[Stored items]
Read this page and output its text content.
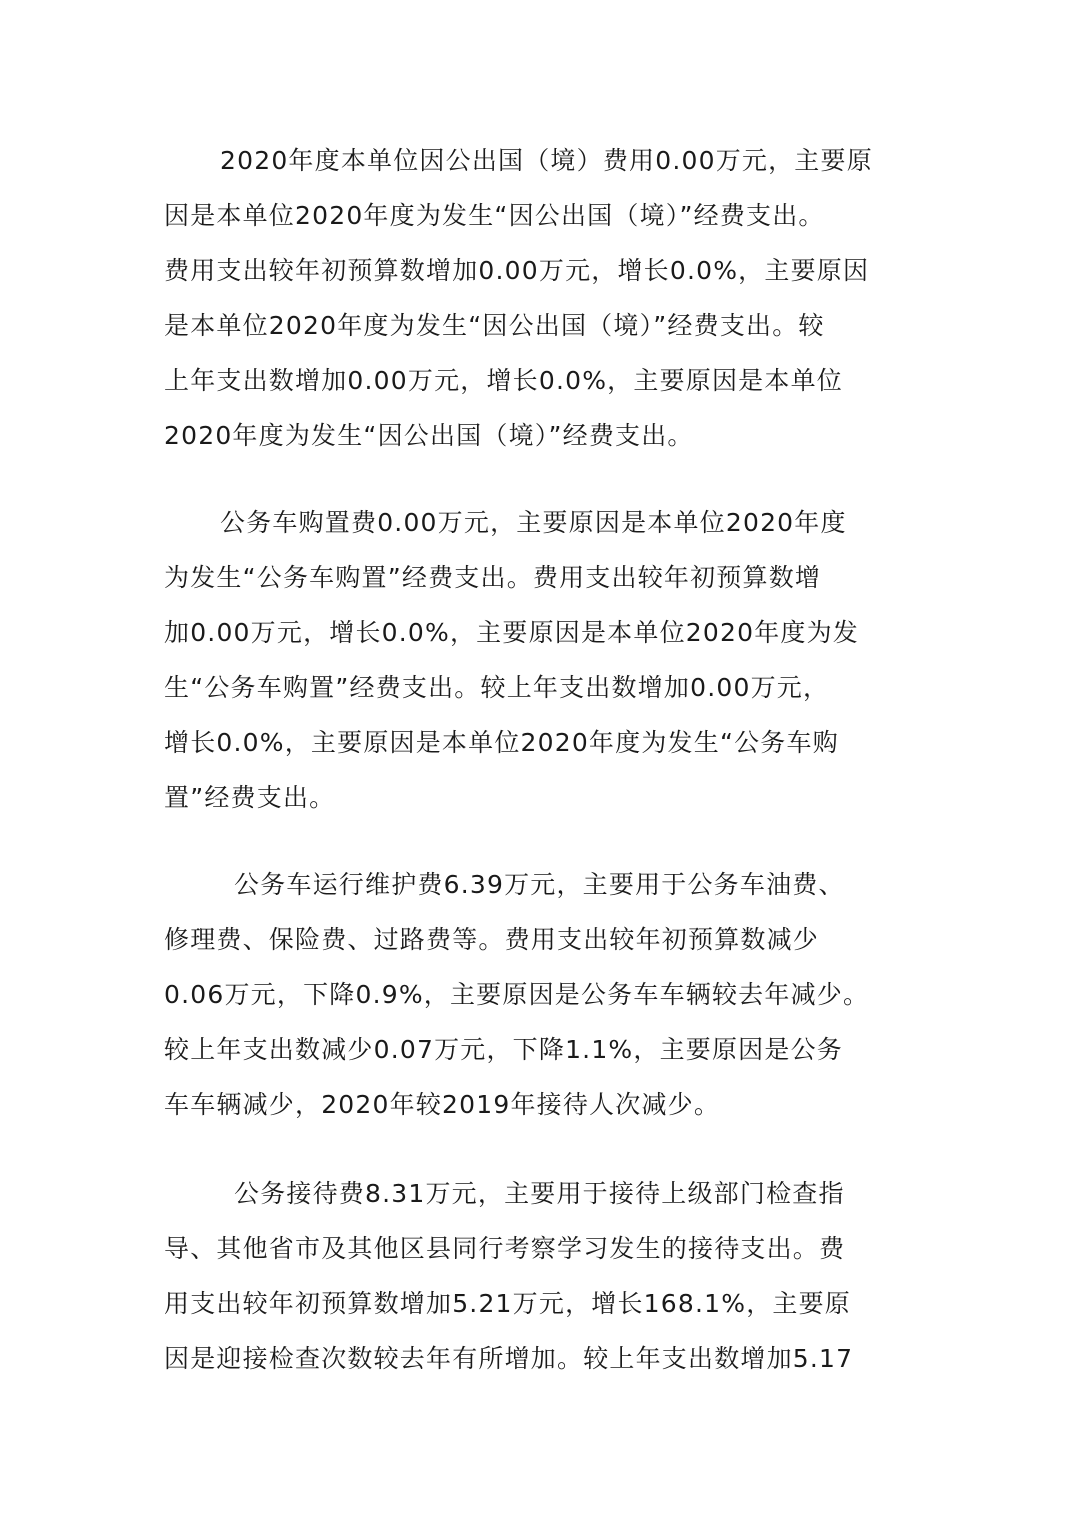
2020年度本单位因公出国（境）费用0.00万元，主要原
因是本单位2020年度为发生“因公出国（境）”经费支出。
费用支出较年初预算数增加0.00万元，增长0.0%，主要原因
是本单位2020年度为发生“因公出国（境）”经费支出。较
上年支出数增加0.00万元，增长0.0%，主要原因是本单位
2020年度为发生“因公出国（境）”经费支出。
公务车购置费0.00万元，主要原因是本单位2020年度
为发生“公务车购置”经费支出。费用支出较年初预算数增
加0.00万元，增长0.0%，主要原因是本单位2020年度为发
生“公务车购置”经费支出。较上年支出数增加0.00万元，
增长0.0%，主要原因是本单位2020年度为发生“公务车购
置”经费支出。
公务车运行维护费6.39万元，主要用于公务车油费、
修理费、保险费、过路费等。费用支出较年初预算数减少
0.06万元，下降0.9%，主要原因是公务车车辆较去年减少。
较上年支出数减少0.07万元，下降1.1%，主要原因是公务
车车辆减少，2020年较2019年接待人次减少。
公务接待费8.31万元，主要用于接待上级部门检查指
导、其他省市及其他区县同行考察学习发生的接待支出。费
用支出较年初预算数增加5.21万元，增长168.1%，主要原
因是迎接检查次数较去年有所增加。较上年支出数增加5.17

▶ Stated problem:
Reproduce the listing exactly. Leave its pictures out.

▶ Complete response:
Read this page and output its text content.
2020年度本单位因公出国（境）费用0.00万元，主要原
因是本单位2020年度为发生“因公出国（境）”经费支出。
费用支出较年初预算数增加0.00万元，增长0.0%，主要原因
是本单位2020年度为发生“因公出国（境）”经费支出。较
上年支出数增加0.00万元，增长0.0%，主要原因是本单位
2020年度为发生“因公出国（境）”经费支出。
公务车购置费0.00万元，主要原因是本单位2020年度
为发生“公务车购置”经费支出。费用支出较年初预算数增
加0.00万元，增长0.0%，主要原因是本单位2020年度为发
生“公务车购置”经费支出。较上年支出数增加0.00万元，
增长0.0%，主要原因是本单位2020年度为发生“公务车购
置”经费支出。
公务车运行维护费6.39万元，主要用于公务车油费、
修理费、保险费、过路费等。费用支出较年初预算数减少
0.06万元，下降0.9%，主要原因是公务车车辆较去年减少。
较上年支出数减少0.07万元，下降1.1%，主要原因是公务
车车辆减少，2020年较2019年接待人次减少。
公务接待费8.31万元，主要用于接待上级部门检查指
导、其他省市及其他区县同行考察学习发生的接待支出。费
用支出较年初预算数增加5.21万元，增长168.1%，主要原
因是迎接检查次数较去年有所增加。较上年支出数增加5.17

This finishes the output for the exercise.